= Extrait du document =
-------------------------

Outstanding Picture (Meilleur film)

The Broadway Melody
(Irving Thalberg & Lawrence Weingarden, Metro-Goldwyn-Mayer)


Alibi
(Roland West, United Artists)


The Hollywood Revue of 1929
(Irving Thalberg & Harry Rapf, Metro-Goldwyn-Mayer)

In Old Arizona
(Windfield Sheehan, Fox Film Corporation)

The Patriot
(Ernst Lubitsch, Paramount Pictures)

Deuxième récipiendaire officiel des plus grands honneurs, The Broadway Melody est quelque peu tombé dans l'ombre avec le temps (malgré qu'il ait dominé le box-office en 1929, amassant 4 millions de dollars). Premier film parlant à remporter le prix (une version muette existe également puisque plusieurs théâtres ne possédaient pas l'équipement nécessaire pour le projeter avec du son), c'est également la première comédie musicale à 100% parlée de l'histoire. Réalisé par Harry Beaumont, le film raconte l'histoire typique de deux sœurs qui tentent de percer la scène musicale de Broadway, avant qu'un triangle amoureux ne vienne compliquer les choses. Des séquences en couleurs faisaient partie du film original, ce qui a amorcé une tendance à utiliser le Technicolor dans plusieurs des comédies musicales de l'époque. Cependant, ces négatifs ont été perdus depuis, et seule la version en noir et blanc subsiste de nos jours. Il s'agit de la première comédie musicale du studio Metro-Goldwyn-Mayer (MGM), et le premier de trois prix (et dix nominations supplémentaires) pour le légendaire producteur Irving Thalberg. C'est par ailleurs l'un des trois seuls films à avoir remporté l'Oscar du meilleur film sans s'être vu récompenser dans une catégorie subsidiaire, les deux autres étant Grand Hotel et Mutiny on the Bounty.

-------------------------

Listes de localisation des éléments
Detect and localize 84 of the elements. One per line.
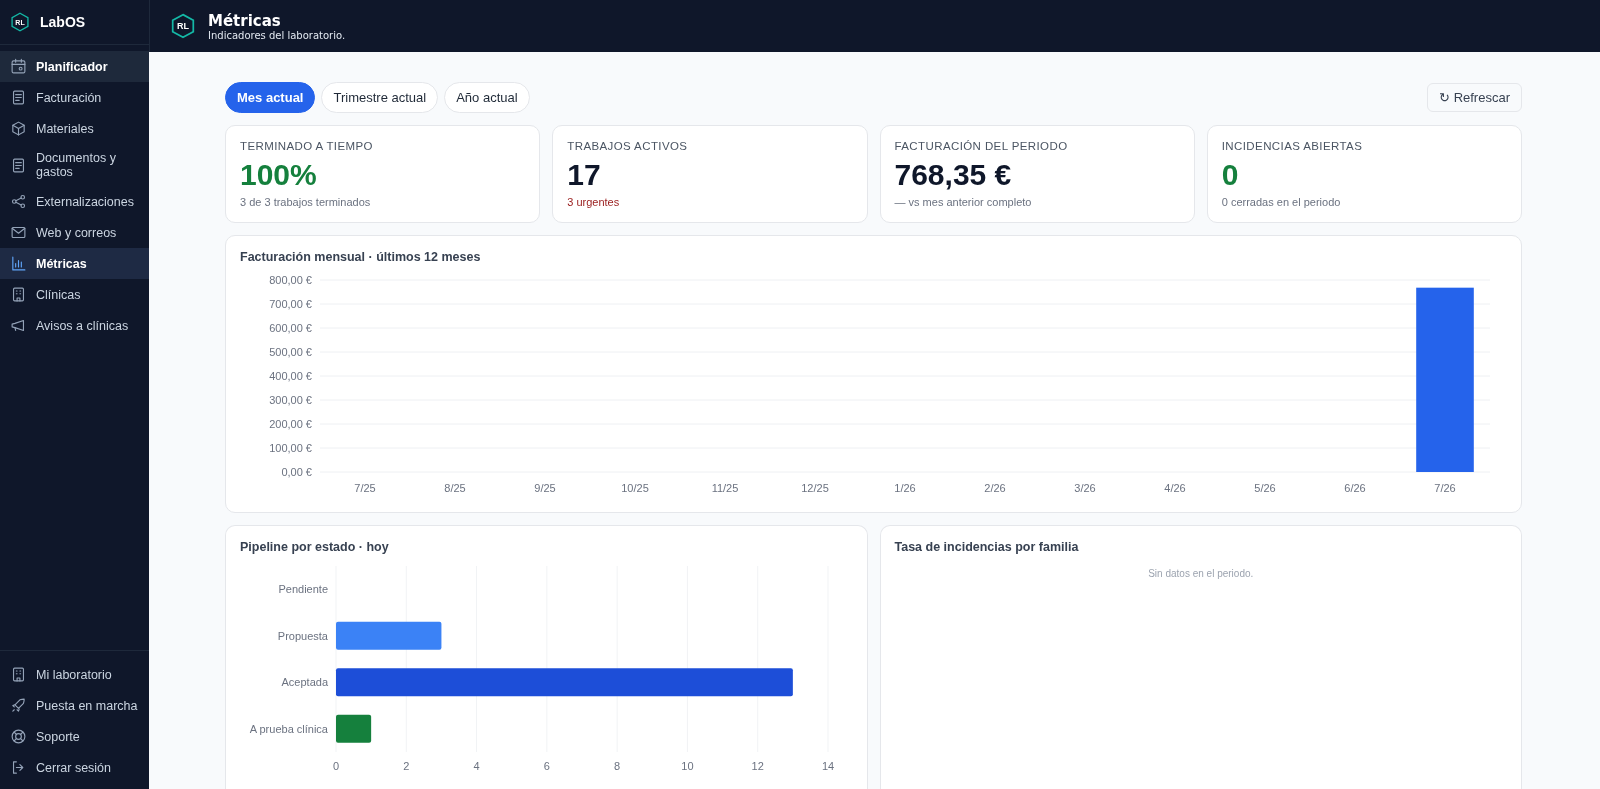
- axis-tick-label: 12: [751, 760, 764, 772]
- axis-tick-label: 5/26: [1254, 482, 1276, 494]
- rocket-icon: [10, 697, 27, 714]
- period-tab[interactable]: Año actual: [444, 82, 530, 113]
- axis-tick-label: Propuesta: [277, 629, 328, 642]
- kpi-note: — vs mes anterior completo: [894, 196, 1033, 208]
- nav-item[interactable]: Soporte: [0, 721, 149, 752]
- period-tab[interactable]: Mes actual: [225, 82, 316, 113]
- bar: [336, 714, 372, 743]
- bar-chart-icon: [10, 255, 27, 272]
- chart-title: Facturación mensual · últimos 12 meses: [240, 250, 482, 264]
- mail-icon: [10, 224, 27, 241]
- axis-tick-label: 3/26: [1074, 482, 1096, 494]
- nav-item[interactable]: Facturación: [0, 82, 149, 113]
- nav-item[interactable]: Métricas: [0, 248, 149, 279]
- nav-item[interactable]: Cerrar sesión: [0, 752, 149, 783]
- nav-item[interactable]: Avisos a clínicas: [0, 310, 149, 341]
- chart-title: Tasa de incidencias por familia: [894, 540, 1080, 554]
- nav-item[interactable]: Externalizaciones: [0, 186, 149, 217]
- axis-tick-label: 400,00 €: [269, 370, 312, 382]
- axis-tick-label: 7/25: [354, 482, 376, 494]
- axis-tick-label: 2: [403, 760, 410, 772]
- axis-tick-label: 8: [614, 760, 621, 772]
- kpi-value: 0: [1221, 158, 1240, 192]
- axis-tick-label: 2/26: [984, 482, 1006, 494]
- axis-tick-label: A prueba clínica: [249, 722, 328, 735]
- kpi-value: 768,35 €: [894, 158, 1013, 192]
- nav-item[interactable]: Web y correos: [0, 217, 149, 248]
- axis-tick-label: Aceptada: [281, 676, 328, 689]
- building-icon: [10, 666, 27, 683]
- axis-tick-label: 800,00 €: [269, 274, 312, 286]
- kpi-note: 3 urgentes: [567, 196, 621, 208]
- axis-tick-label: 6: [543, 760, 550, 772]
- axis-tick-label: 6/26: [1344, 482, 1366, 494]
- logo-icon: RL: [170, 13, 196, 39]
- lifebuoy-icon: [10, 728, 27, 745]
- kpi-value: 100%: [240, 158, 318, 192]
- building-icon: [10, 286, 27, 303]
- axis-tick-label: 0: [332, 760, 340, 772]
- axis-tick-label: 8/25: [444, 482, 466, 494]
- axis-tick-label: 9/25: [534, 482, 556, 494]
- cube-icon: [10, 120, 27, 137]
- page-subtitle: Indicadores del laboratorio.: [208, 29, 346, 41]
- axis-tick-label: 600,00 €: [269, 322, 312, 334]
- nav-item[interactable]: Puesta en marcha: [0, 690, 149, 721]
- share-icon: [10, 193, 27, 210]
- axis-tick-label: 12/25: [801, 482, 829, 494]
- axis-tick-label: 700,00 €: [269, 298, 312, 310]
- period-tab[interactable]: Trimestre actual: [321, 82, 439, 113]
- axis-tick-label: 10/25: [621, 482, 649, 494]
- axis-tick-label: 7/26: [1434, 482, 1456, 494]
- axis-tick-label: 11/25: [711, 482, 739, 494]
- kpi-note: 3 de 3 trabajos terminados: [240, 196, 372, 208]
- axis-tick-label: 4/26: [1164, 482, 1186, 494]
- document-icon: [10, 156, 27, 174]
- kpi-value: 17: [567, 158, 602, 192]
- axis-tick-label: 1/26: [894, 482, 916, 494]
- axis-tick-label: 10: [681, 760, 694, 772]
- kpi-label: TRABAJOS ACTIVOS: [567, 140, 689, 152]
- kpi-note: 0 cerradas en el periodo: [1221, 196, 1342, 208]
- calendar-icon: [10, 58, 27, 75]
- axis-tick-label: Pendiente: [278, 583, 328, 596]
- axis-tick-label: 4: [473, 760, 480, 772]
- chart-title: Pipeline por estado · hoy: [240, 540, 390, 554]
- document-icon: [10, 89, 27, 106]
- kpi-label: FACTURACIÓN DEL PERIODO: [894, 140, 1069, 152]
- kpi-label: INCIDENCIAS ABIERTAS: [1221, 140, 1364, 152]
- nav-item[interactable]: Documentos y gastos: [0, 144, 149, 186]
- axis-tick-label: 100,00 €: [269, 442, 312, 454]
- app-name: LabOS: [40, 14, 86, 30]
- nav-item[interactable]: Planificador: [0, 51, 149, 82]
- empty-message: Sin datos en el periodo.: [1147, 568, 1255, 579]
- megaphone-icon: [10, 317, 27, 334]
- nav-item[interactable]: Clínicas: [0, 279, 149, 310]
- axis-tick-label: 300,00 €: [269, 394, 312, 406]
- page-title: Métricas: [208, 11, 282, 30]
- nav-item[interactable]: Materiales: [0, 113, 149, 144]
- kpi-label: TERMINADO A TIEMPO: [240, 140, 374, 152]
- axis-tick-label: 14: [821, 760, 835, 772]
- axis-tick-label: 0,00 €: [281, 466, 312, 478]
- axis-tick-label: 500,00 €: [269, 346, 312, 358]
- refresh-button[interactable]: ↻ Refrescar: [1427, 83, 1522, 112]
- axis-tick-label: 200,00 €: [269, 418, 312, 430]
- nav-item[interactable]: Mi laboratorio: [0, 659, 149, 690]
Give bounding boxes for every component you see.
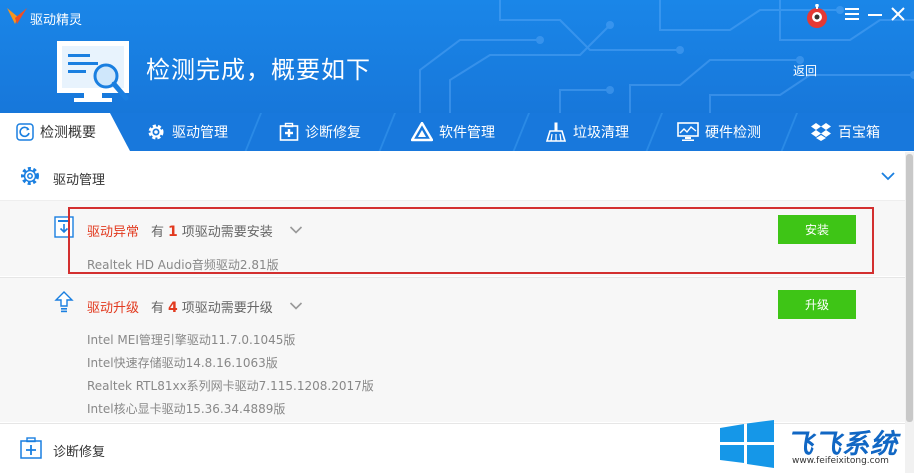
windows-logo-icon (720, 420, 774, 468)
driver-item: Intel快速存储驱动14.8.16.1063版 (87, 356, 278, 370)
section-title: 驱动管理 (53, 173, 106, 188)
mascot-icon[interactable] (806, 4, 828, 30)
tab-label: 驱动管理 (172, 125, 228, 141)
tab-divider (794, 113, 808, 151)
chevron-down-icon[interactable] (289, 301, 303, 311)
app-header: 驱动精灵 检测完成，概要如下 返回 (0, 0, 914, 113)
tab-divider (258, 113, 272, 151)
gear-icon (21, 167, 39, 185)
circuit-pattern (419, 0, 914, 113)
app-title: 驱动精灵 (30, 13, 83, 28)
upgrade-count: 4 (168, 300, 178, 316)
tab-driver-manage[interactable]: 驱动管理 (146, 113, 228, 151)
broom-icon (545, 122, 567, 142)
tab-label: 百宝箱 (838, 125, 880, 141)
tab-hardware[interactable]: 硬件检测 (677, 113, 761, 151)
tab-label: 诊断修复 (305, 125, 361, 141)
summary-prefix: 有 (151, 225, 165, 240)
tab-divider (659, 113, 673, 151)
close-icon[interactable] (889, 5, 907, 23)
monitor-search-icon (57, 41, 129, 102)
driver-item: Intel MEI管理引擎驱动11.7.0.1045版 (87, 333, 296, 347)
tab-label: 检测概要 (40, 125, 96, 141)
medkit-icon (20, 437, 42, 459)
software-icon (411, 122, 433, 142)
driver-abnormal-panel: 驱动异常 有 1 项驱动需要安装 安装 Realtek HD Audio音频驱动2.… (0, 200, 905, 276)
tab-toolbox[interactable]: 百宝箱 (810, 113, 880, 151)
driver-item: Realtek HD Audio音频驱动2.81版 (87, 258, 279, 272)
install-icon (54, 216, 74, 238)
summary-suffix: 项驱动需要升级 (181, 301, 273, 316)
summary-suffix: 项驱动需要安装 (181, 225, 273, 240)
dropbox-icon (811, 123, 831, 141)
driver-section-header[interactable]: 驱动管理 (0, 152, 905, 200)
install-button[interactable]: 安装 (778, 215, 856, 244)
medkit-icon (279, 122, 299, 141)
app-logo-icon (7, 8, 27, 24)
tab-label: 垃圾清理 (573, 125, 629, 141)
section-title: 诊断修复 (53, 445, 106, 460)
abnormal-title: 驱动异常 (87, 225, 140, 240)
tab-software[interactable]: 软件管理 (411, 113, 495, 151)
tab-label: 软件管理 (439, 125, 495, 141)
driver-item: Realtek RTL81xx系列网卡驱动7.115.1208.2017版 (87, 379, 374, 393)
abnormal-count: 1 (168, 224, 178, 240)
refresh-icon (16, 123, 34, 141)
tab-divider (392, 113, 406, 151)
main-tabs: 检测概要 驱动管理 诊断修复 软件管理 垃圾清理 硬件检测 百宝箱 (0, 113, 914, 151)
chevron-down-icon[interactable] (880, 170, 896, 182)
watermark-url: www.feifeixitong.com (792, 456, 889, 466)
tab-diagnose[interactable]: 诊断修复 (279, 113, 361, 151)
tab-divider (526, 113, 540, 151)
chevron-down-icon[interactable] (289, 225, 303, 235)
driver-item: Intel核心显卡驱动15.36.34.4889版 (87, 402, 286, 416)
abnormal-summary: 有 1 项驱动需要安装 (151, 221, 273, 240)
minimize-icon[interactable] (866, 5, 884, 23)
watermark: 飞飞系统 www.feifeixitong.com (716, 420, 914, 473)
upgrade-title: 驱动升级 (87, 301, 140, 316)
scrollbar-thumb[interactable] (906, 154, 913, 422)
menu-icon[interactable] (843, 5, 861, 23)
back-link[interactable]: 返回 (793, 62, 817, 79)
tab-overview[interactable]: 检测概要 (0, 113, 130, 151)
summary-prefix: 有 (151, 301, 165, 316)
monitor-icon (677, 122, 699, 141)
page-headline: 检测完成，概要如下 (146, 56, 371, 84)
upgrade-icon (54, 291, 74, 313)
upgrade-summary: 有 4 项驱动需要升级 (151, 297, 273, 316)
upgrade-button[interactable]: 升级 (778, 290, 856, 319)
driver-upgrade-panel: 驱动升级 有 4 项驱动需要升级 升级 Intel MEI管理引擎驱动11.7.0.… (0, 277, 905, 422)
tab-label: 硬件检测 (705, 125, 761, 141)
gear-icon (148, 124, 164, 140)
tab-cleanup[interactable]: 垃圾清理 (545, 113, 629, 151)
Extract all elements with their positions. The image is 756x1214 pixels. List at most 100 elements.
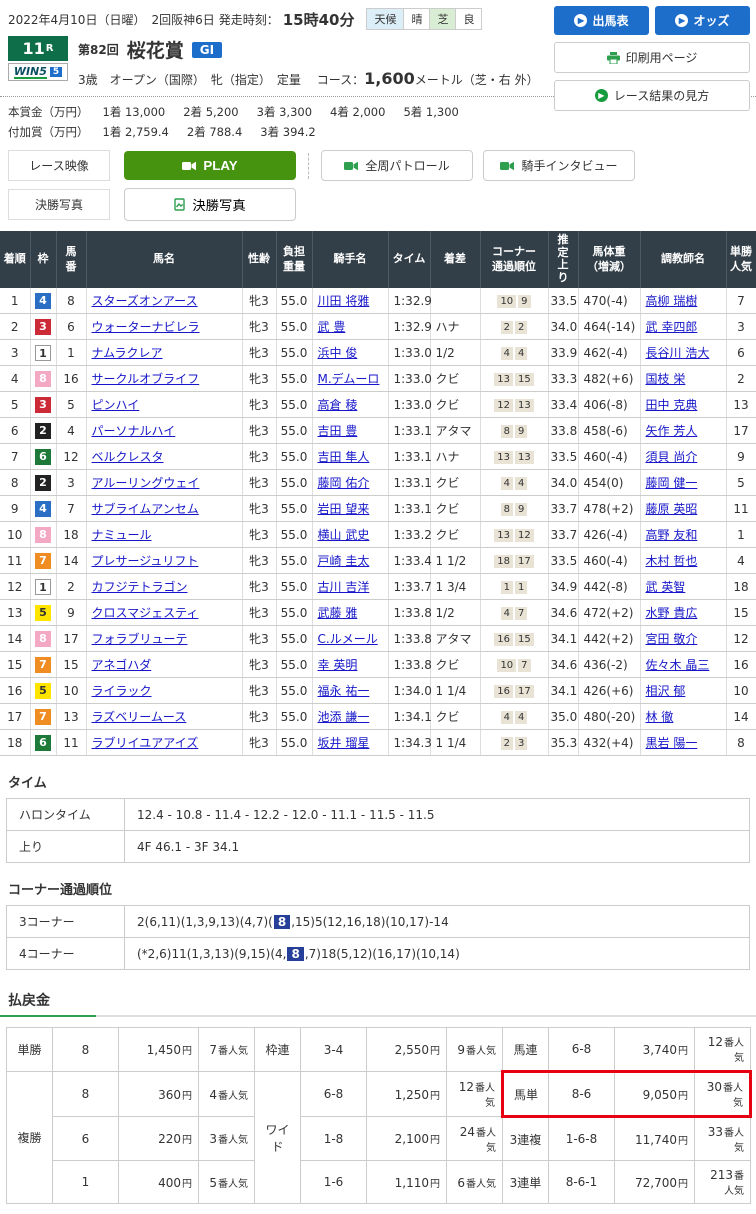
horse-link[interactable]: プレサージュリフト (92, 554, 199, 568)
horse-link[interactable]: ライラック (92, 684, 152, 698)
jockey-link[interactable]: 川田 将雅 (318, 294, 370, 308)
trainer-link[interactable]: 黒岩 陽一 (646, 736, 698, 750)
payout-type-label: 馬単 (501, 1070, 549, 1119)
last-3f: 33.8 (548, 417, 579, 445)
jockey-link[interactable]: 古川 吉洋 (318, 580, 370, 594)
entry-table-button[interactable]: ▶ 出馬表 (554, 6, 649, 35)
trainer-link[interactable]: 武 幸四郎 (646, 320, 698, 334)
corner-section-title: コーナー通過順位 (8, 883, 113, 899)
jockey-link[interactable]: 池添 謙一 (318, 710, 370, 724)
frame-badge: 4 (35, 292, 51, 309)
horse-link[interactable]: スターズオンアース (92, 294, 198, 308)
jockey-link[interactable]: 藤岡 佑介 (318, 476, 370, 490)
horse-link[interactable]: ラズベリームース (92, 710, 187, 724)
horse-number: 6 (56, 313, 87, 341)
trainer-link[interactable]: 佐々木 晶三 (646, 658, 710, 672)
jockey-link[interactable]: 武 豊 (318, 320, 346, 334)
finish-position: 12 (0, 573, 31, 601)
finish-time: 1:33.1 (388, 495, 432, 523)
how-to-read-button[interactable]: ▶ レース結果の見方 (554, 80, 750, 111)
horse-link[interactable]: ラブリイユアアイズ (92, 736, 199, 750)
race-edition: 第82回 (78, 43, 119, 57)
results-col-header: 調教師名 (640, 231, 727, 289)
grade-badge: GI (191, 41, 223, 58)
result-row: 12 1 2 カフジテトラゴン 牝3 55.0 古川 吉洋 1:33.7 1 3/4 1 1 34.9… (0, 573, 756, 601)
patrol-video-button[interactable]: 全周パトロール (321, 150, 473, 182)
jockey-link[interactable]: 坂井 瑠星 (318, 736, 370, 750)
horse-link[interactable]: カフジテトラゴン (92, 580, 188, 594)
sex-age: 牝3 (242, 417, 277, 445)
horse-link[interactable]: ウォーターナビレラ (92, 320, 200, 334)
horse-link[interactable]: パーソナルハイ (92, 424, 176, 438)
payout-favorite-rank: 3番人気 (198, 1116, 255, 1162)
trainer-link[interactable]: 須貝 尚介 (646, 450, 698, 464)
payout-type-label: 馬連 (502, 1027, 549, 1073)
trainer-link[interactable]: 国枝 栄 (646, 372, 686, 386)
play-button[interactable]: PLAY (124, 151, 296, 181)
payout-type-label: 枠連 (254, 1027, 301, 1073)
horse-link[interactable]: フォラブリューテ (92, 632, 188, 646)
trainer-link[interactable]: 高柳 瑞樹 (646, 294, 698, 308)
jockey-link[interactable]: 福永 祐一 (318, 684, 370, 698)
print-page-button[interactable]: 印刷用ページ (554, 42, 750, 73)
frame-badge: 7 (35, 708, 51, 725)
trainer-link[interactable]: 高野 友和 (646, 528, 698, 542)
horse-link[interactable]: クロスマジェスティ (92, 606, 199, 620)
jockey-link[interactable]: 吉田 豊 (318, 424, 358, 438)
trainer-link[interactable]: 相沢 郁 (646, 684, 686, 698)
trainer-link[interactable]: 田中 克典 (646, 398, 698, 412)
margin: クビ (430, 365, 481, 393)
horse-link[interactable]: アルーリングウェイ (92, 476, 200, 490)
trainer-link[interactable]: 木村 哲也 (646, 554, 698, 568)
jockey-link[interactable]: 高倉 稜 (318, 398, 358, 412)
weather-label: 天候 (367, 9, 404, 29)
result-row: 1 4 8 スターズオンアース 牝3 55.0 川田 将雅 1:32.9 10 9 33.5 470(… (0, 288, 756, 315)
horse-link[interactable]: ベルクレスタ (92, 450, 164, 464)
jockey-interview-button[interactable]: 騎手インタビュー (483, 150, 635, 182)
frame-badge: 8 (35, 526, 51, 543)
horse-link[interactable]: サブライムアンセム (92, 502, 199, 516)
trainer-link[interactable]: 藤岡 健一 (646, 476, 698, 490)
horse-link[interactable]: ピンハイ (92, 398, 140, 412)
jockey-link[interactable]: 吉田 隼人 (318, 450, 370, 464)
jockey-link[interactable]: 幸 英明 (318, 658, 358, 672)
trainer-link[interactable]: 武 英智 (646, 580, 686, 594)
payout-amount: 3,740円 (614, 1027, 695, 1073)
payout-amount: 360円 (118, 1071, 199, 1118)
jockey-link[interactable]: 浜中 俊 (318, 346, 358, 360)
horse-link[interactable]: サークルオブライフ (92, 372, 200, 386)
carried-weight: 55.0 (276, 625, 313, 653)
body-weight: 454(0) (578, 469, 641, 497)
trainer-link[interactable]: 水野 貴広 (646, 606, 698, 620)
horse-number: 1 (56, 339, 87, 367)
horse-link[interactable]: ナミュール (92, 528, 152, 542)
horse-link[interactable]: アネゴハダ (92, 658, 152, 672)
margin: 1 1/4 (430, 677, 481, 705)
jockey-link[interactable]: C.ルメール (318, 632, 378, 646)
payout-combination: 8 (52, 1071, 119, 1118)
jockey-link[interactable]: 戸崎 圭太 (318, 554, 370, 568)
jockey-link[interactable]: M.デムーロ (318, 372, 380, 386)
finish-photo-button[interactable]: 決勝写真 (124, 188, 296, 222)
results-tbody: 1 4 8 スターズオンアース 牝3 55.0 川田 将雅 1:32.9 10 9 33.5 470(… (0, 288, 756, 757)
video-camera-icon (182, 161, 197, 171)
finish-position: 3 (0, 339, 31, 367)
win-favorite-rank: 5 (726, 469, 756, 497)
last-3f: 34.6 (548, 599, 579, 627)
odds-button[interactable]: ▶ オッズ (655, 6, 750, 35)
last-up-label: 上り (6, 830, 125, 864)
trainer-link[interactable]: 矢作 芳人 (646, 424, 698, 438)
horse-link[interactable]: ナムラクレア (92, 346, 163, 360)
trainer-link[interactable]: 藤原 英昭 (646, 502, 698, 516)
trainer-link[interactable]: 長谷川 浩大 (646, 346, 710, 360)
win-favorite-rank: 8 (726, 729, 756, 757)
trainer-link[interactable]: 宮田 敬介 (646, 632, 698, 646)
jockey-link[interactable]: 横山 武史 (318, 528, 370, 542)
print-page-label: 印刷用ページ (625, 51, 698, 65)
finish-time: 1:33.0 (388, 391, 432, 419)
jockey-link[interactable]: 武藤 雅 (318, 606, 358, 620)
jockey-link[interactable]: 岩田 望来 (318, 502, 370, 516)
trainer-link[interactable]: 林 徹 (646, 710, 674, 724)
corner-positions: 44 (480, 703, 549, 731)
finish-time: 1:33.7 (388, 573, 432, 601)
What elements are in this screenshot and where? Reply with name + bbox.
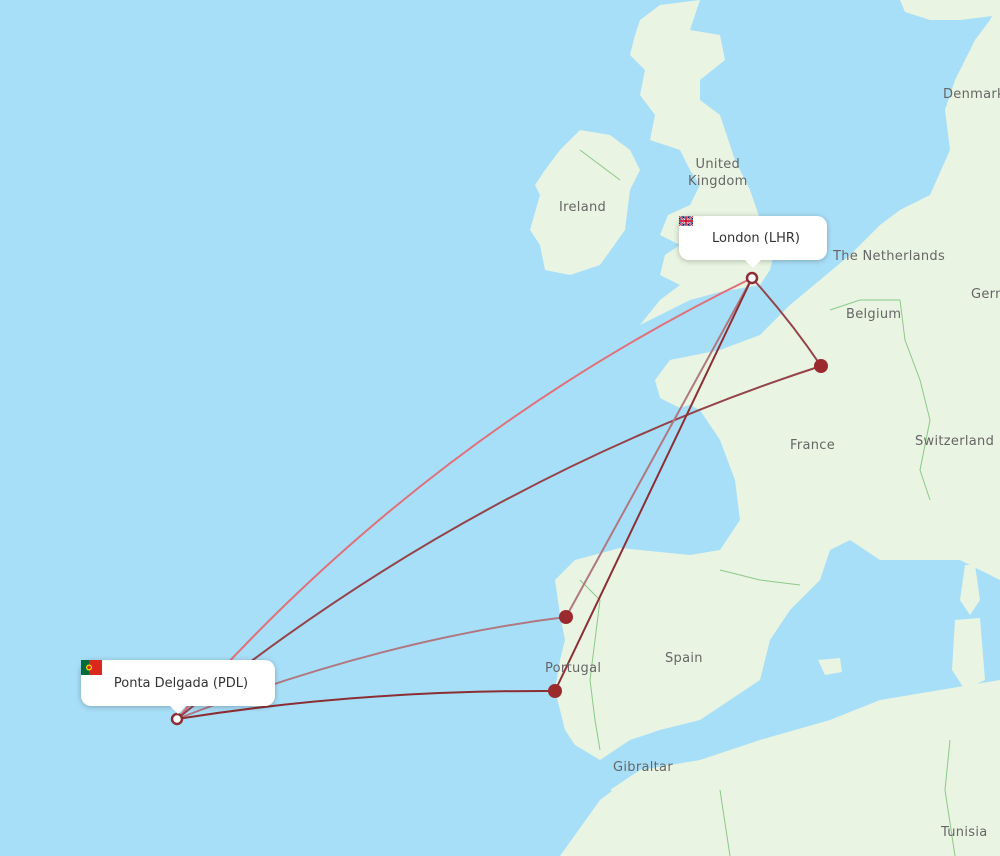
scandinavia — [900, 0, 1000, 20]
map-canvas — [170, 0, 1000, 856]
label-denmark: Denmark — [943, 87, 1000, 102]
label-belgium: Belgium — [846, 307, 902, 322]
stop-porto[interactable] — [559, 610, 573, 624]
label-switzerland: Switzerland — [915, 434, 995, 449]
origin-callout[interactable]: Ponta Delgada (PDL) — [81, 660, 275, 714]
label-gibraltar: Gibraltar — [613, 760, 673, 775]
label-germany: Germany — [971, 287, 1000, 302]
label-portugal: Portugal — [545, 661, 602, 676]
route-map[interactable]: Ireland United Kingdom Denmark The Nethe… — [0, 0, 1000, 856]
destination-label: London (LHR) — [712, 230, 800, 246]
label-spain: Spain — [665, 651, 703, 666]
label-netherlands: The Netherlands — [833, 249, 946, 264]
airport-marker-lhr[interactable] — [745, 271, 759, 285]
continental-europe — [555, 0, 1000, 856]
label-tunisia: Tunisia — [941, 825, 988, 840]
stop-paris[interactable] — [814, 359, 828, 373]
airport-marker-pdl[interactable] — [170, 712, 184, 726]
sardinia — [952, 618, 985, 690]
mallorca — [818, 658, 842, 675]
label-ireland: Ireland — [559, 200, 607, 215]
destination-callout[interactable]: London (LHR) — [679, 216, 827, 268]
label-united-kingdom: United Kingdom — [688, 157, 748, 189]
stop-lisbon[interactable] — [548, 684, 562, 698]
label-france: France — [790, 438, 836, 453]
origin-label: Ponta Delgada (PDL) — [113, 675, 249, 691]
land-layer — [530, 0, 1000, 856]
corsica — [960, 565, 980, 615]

-------------------------

= Consignes =
1. Selon l'extrait sur The Broadway Melody, qui a réalisé ce film ?
2. Poursuivez l'extrait sur The Broadway Melody après sa dernière phrase.

= Résultats =
1. Harry Beaumont.

2.
Les autres films nommés incluent le mélodrame criminel Alibi de Roland West, le spectacle de variété The Hollywood Revue of 1929, le western In Old Arizona et la biographie The Patriot, réalisée par l'iconique Ernst Lubitsch. Si peu de choses sont à signaler pour le premier, The Hollywood Revue fait figure seule parmi le lot. Sans scénario, le film est en fait une succession de numéros musicaux qui servent à mettre en valeur les stars du studio MGM. On y remarque des performances de plusieurs célébrités ayant connu la gloire quelques années plus tard, notamment Joan Crawford, Norma Shearer, Buster Keaton, Lionel Barrymore et Laurel et Hardy. Contrairement à The Broadway Melody, les séquences en couleur de ce film subsistent encore.

In Old Arizona est pour sa part considéré comme le premier western majeur parlant. Coréalisé par Irving Cummings et Raoul Walsh (bien que ce dernier n'ait pas été crédité), il est surtout reconnu pour être le premier film parlant ayant été tourné à l'extérieur d'un studio. Walsh devait à l'origine réaliser le film et y jouer le premier rôle, mais un accident de voiture qui lui coûta un œil mit fin à sa carrière d'acteur. Ce jeu de chat et de la souris entre un bandit et un shérif a été nommé dans cinq catégories lors de la présente cérémonie.

L'histoire la plus triste revient à The Patriot, seul film nommé dans la catégorie "Meilleur film" de l'histoire des Oscars qui soit considéré comme perdu. C'est également le dernier film muet (à l'exception de The Artist) à être nommé dans cette catégorie, bien qu'une bande sonore ait été ajoutée en postproduction. Le film retrace un complot mortel organisé pour mettre fin au règne de l'Empereur de Russie Paul 1er, et met en vedette Emil Jannings (récipiendaire de l'Oscar du meilleur acteur l'année précédente), Florence Vidor et Lewis Stone. C'est l'un des premiers films hollywoodiens du réalisateur allemand Ernst Lubitsch qui fera sa marque sur le cinéma américain des années 1930. Quelques scènes du film existent encore aujourd'hui, mais aucune version complète n'a été retrouvée à ce jour.

Best Director (Meilleur réalisateur)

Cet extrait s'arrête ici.